**MATERIAL**
--- --- ---
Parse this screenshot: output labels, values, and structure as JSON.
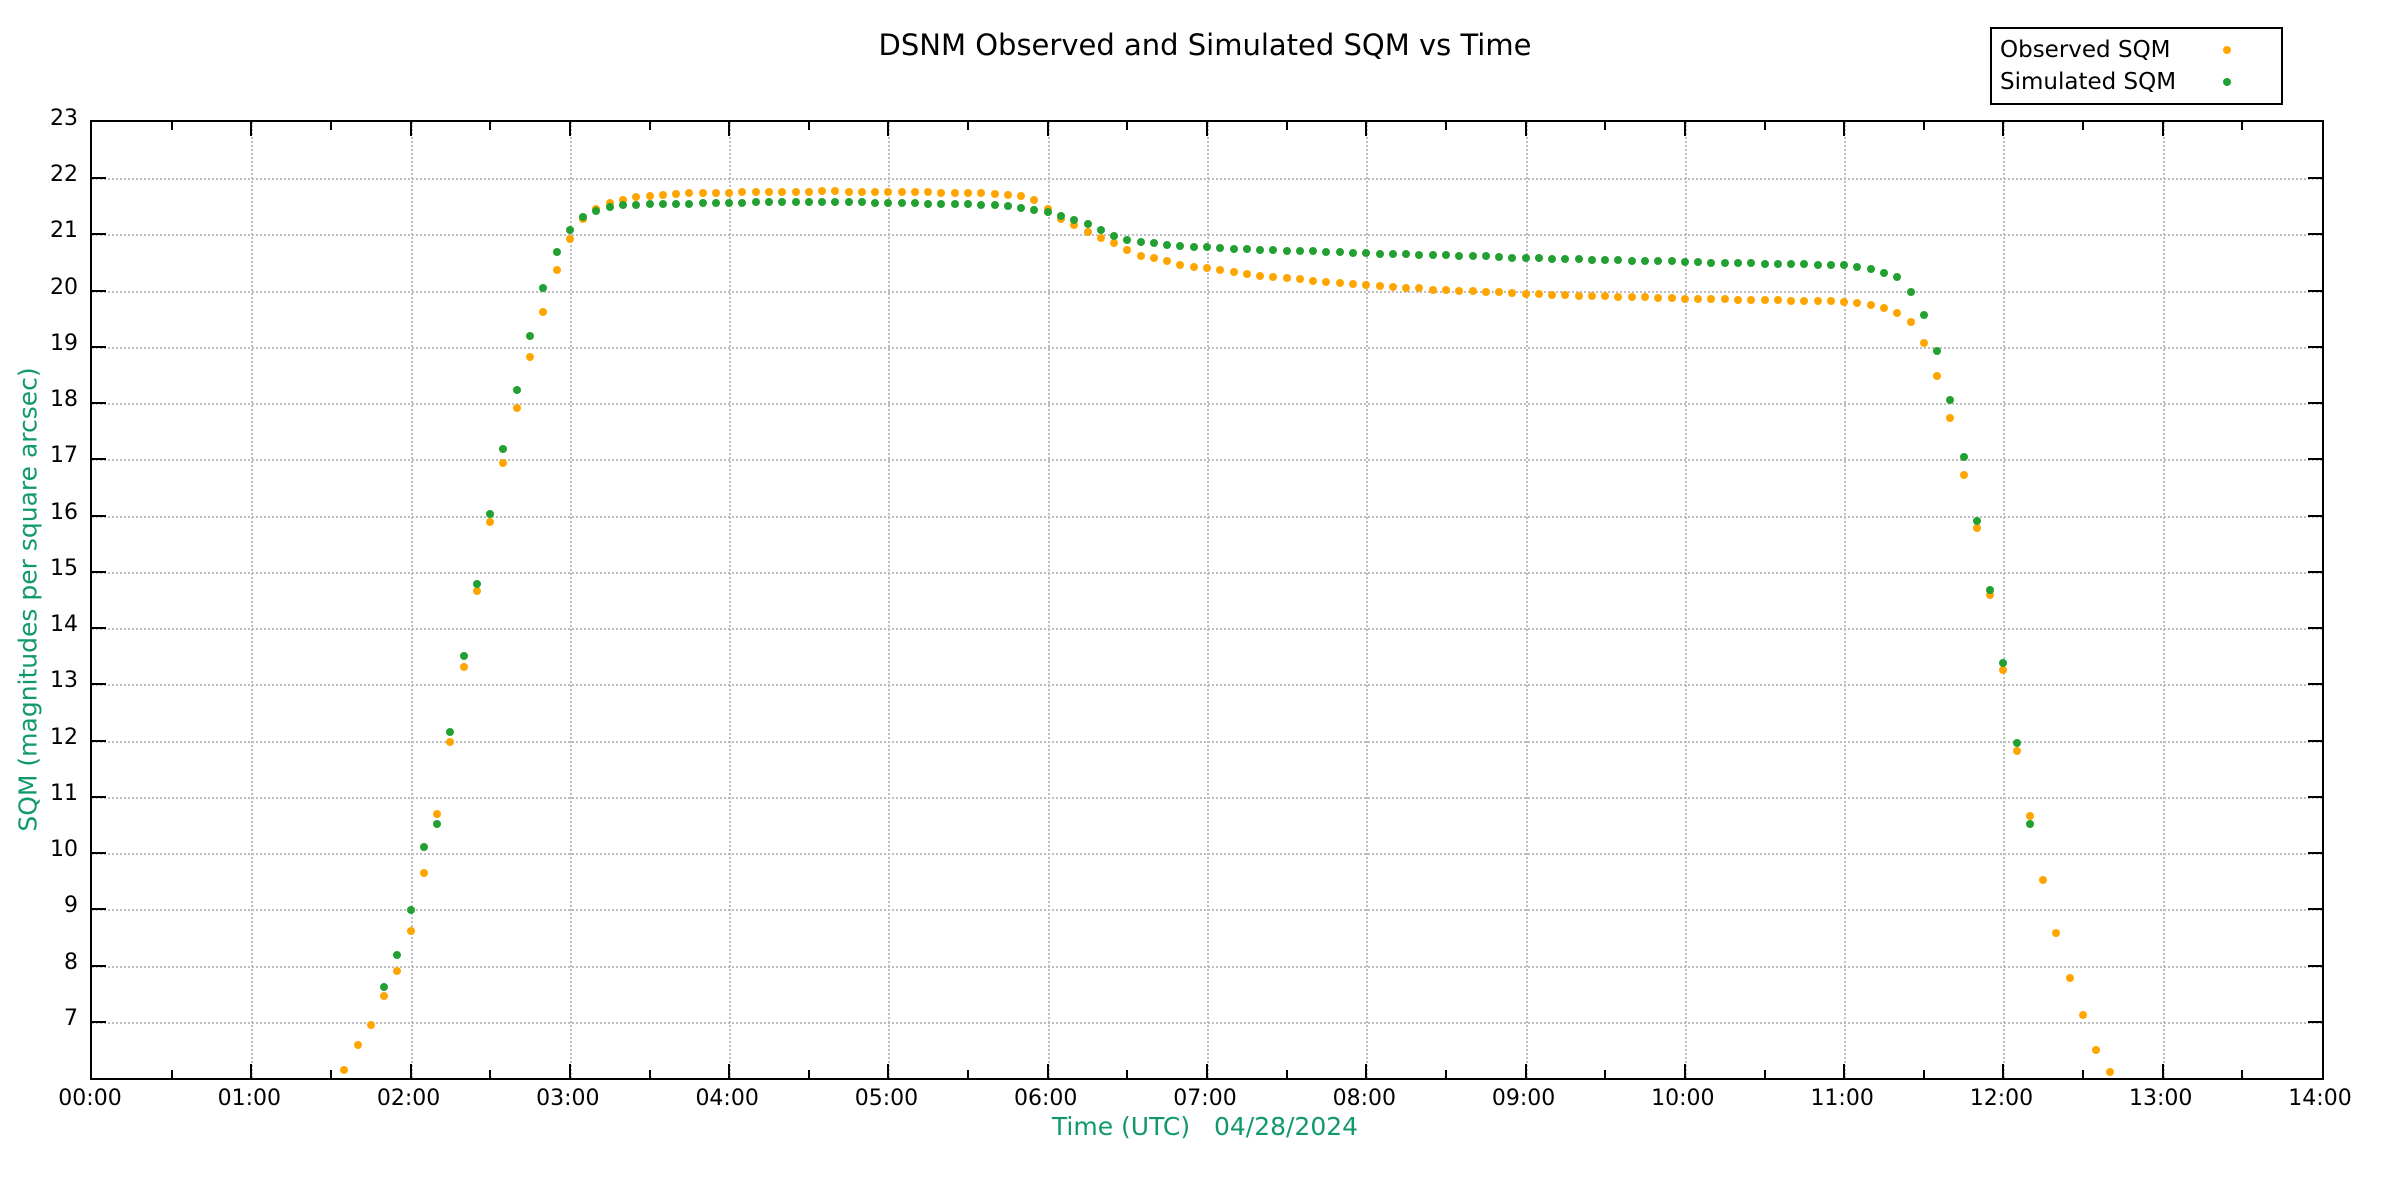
{
  "chart_data": {
    "type": "scatter",
    "title": "DSNM Observed and Simulated SQM vs Time",
    "xlabel": "Time (UTC)   04/28/2024",
    "ylabel": "SQM (magnitudes per square arcsec)",
    "label_color": "#12996b",
    "grid": true,
    "legend_position": "top-right-outside",
    "xlim_hours": [
      0,
      14
    ],
    "ylim": [
      6,
      23
    ],
    "x_ticks": [
      "00:00",
      "01:00",
      "02:00",
      "03:00",
      "04:00",
      "05:00",
      "06:00",
      "07:00",
      "08:00",
      "09:00",
      "10:00",
      "11:00",
      "12:00",
      "13:00",
      "14:00"
    ],
    "x_minor_ticks_every_hours": 0.5,
    "y_ticks": [
      "7",
      "8",
      "9",
      "10",
      "11",
      "12",
      "13",
      "14",
      "15",
      "16",
      "17",
      "18",
      "19",
      "20",
      "21",
      "22",
      "23"
    ],
    "series": [
      {
        "name": "Observed SQM",
        "color": "#ffa500",
        "points": [
          [
            1.583,
            6.15
          ],
          [
            1.667,
            6.58
          ],
          [
            1.75,
            6.95
          ],
          [
            1.833,
            7.46
          ],
          [
            1.917,
            7.91
          ],
          [
            2.0,
            8.62
          ],
          [
            2.083,
            9.65
          ],
          [
            2.167,
            10.7
          ],
          [
            2.25,
            11.97
          ],
          [
            2.333,
            13.31
          ],
          [
            2.417,
            14.66
          ],
          [
            2.5,
            15.89
          ],
          [
            2.583,
            16.94
          ],
          [
            2.667,
            17.92
          ],
          [
            2.75,
            18.82
          ],
          [
            2.833,
            19.62
          ],
          [
            2.917,
            20.37
          ],
          [
            3.0,
            20.92
          ],
          [
            3.083,
            21.28
          ],
          [
            3.167,
            21.45
          ],
          [
            3.25,
            21.56
          ],
          [
            3.333,
            21.62
          ],
          [
            3.417,
            21.66
          ],
          [
            3.5,
            21.69
          ],
          [
            3.583,
            21.71
          ],
          [
            3.667,
            21.72
          ],
          [
            3.75,
            21.73
          ],
          [
            3.833,
            21.73
          ],
          [
            3.917,
            21.74
          ],
          [
            4.0,
            21.74
          ],
          [
            4.083,
            21.75
          ],
          [
            4.167,
            21.75
          ],
          [
            4.25,
            21.75
          ],
          [
            4.333,
            21.76
          ],
          [
            4.417,
            21.76
          ],
          [
            4.5,
            21.76
          ],
          [
            4.583,
            21.77
          ],
          [
            4.667,
            21.77
          ],
          [
            4.75,
            21.76
          ],
          [
            4.833,
            21.76
          ],
          [
            4.917,
            21.76
          ],
          [
            5.0,
            21.76
          ],
          [
            5.083,
            21.75
          ],
          [
            5.167,
            21.75
          ],
          [
            5.25,
            21.75
          ],
          [
            5.333,
            21.74
          ],
          [
            5.417,
            21.74
          ],
          [
            5.5,
            21.73
          ],
          [
            5.583,
            21.73
          ],
          [
            5.667,
            21.72
          ],
          [
            5.75,
            21.71
          ],
          [
            5.833,
            21.68
          ],
          [
            5.917,
            21.62
          ],
          [
            6.0,
            21.45
          ],
          [
            6.083,
            21.28
          ],
          [
            6.167,
            21.17
          ],
          [
            6.25,
            21.04
          ],
          [
            6.333,
            20.93
          ],
          [
            6.417,
            20.84
          ],
          [
            6.5,
            20.73
          ],
          [
            6.583,
            20.61
          ],
          [
            6.667,
            20.58
          ],
          [
            6.75,
            20.53
          ],
          [
            6.833,
            20.46
          ],
          [
            6.917,
            20.43
          ],
          [
            7.0,
            20.4
          ],
          [
            7.083,
            20.36
          ],
          [
            7.167,
            20.33
          ],
          [
            7.25,
            20.29
          ],
          [
            7.333,
            20.27
          ],
          [
            7.417,
            20.25
          ],
          [
            7.5,
            20.22
          ],
          [
            7.583,
            20.2
          ],
          [
            7.667,
            20.18
          ],
          [
            7.75,
            20.16
          ],
          [
            7.833,
            20.14
          ],
          [
            7.917,
            20.12
          ],
          [
            8.0,
            20.1
          ],
          [
            8.083,
            20.08
          ],
          [
            8.167,
            20.07
          ],
          [
            8.25,
            20.05
          ],
          [
            8.333,
            20.04
          ],
          [
            8.417,
            20.02
          ],
          [
            8.5,
            20.01
          ],
          [
            8.583,
            20.0
          ],
          [
            8.667,
            19.99
          ],
          [
            8.75,
            19.98
          ],
          [
            8.833,
            19.97
          ],
          [
            8.917,
            19.96
          ],
          [
            9.0,
            19.95
          ],
          [
            9.083,
            19.94
          ],
          [
            9.167,
            19.93
          ],
          [
            9.25,
            19.92
          ],
          [
            9.333,
            19.91
          ],
          [
            9.417,
            19.9
          ],
          [
            9.5,
            19.9
          ],
          [
            9.583,
            19.89
          ],
          [
            9.667,
            19.88
          ],
          [
            9.75,
            19.88
          ],
          [
            9.833,
            19.87
          ],
          [
            9.917,
            19.87
          ],
          [
            10.0,
            19.86
          ],
          [
            10.083,
            19.86
          ],
          [
            10.167,
            19.85
          ],
          [
            10.25,
            19.85
          ],
          [
            10.333,
            19.84
          ],
          [
            10.417,
            19.84
          ],
          [
            10.5,
            19.83
          ],
          [
            10.583,
            19.83
          ],
          [
            10.667,
            19.82
          ],
          [
            10.75,
            19.82
          ],
          [
            10.833,
            19.81
          ],
          [
            10.917,
            19.81
          ],
          [
            11.0,
            19.8
          ],
          [
            11.083,
            19.78
          ],
          [
            11.167,
            19.75
          ],
          [
            11.25,
            19.7
          ],
          [
            11.333,
            19.6
          ],
          [
            11.417,
            19.44
          ],
          [
            11.5,
            19.07
          ],
          [
            11.583,
            18.48
          ],
          [
            11.667,
            17.74
          ],
          [
            11.75,
            16.73
          ],
          [
            11.833,
            15.78
          ],
          [
            11.917,
            14.59
          ],
          [
            12.0,
            13.25
          ],
          [
            12.083,
            11.82
          ],
          [
            12.167,
            10.66
          ],
          [
            12.25,
            9.52
          ],
          [
            12.333,
            8.58
          ],
          [
            12.417,
            7.78
          ],
          [
            12.5,
            7.12
          ],
          [
            12.583,
            6.5
          ],
          [
            12.667,
            6.1
          ]
        ]
      },
      {
        "name": "Simulated SQM",
        "color": "#22a032",
        "points": [
          [
            1.833,
            7.62
          ],
          [
            1.917,
            8.18
          ],
          [
            2.0,
            8.99
          ],
          [
            2.083,
            10.1
          ],
          [
            2.167,
            10.51
          ],
          [
            2.25,
            12.15
          ],
          [
            2.333,
            13.5
          ],
          [
            2.417,
            14.79
          ],
          [
            2.5,
            16.03
          ],
          [
            2.583,
            17.19
          ],
          [
            2.667,
            18.24
          ],
          [
            2.75,
            19.2
          ],
          [
            2.833,
            20.04
          ],
          [
            2.917,
            20.69
          ],
          [
            3.0,
            21.08
          ],
          [
            3.083,
            21.31
          ],
          [
            3.167,
            21.42
          ],
          [
            3.25,
            21.49
          ],
          [
            3.333,
            21.52
          ],
          [
            3.417,
            21.53
          ],
          [
            3.5,
            21.54
          ],
          [
            3.583,
            21.55
          ],
          [
            3.667,
            21.55
          ],
          [
            3.75,
            21.55
          ],
          [
            3.833,
            21.56
          ],
          [
            3.917,
            21.56
          ],
          [
            4.0,
            21.56
          ],
          [
            4.083,
            21.56
          ],
          [
            4.167,
            21.57
          ],
          [
            4.25,
            21.57
          ],
          [
            4.333,
            21.57
          ],
          [
            4.417,
            21.57
          ],
          [
            4.5,
            21.57
          ],
          [
            4.583,
            21.57
          ],
          [
            4.667,
            21.57
          ],
          [
            4.75,
            21.57
          ],
          [
            4.833,
            21.57
          ],
          [
            4.917,
            21.56
          ],
          [
            5.0,
            21.56
          ],
          [
            5.083,
            21.56
          ],
          [
            5.167,
            21.56
          ],
          [
            5.25,
            21.55
          ],
          [
            5.333,
            21.55
          ],
          [
            5.417,
            21.55
          ],
          [
            5.5,
            21.54
          ],
          [
            5.583,
            21.53
          ],
          [
            5.667,
            21.52
          ],
          [
            5.75,
            21.5
          ],
          [
            5.833,
            21.47
          ],
          [
            5.917,
            21.43
          ],
          [
            6.0,
            21.4
          ],
          [
            6.083,
            21.33
          ],
          [
            6.167,
            21.25
          ],
          [
            6.25,
            21.18
          ],
          [
            6.333,
            21.08
          ],
          [
            6.417,
            20.97
          ],
          [
            6.5,
            20.9
          ],
          [
            6.583,
            20.87
          ],
          [
            6.667,
            20.84
          ],
          [
            6.75,
            20.82
          ],
          [
            6.833,
            20.8
          ],
          [
            6.917,
            20.78
          ],
          [
            7.0,
            20.77
          ],
          [
            7.083,
            20.76
          ],
          [
            7.167,
            20.75
          ],
          [
            7.25,
            20.74
          ],
          [
            7.333,
            20.73
          ],
          [
            7.417,
            20.72
          ],
          [
            7.5,
            20.71
          ],
          [
            7.583,
            20.7
          ],
          [
            7.667,
            20.7
          ],
          [
            7.75,
            20.69
          ],
          [
            7.833,
            20.68
          ],
          [
            7.917,
            20.67
          ],
          [
            8.0,
            20.67
          ],
          [
            8.083,
            20.66
          ],
          [
            8.167,
            20.65
          ],
          [
            8.25,
            20.65
          ],
          [
            8.333,
            20.64
          ],
          [
            8.417,
            20.63
          ],
          [
            8.5,
            20.63
          ],
          [
            8.583,
            20.62
          ],
          [
            8.667,
            20.61
          ],
          [
            8.75,
            20.61
          ],
          [
            8.833,
            20.6
          ],
          [
            8.917,
            20.59
          ],
          [
            9.0,
            20.58
          ],
          [
            9.083,
            20.58
          ],
          [
            9.167,
            20.57
          ],
          [
            9.25,
            20.56
          ],
          [
            9.333,
            20.56
          ],
          [
            9.417,
            20.55
          ],
          [
            9.5,
            20.55
          ],
          [
            9.583,
            20.54
          ],
          [
            9.667,
            20.53
          ],
          [
            9.75,
            20.53
          ],
          [
            9.833,
            20.52
          ],
          [
            9.917,
            20.52
          ],
          [
            10.0,
            20.51
          ],
          [
            10.083,
            20.51
          ],
          [
            10.167,
            20.5
          ],
          [
            10.25,
            20.5
          ],
          [
            10.333,
            20.49
          ],
          [
            10.417,
            20.49
          ],
          [
            10.5,
            20.48
          ],
          [
            10.583,
            20.48
          ],
          [
            10.667,
            20.47
          ],
          [
            10.75,
            20.47
          ],
          [
            10.833,
            20.46
          ],
          [
            10.917,
            20.46
          ],
          [
            11.0,
            20.45
          ],
          [
            11.083,
            20.42
          ],
          [
            11.167,
            20.38
          ],
          [
            11.25,
            20.32
          ],
          [
            11.333,
            20.24
          ],
          [
            11.417,
            19.98
          ],
          [
            11.5,
            19.57
          ],
          [
            11.583,
            18.93
          ],
          [
            11.667,
            18.06
          ],
          [
            11.75,
            17.05
          ],
          [
            11.833,
            15.9
          ],
          [
            11.917,
            14.68
          ],
          [
            12.0,
            13.38
          ],
          [
            12.083,
            11.95
          ],
          [
            12.167,
            10.52
          ]
        ]
      }
    ]
  }
}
--- --- ---
**PROBLEM**
Your answer should be a single number: the count of lines in the material above that contain "Observed".

**OUTPUT OF THE EXERCISE**
2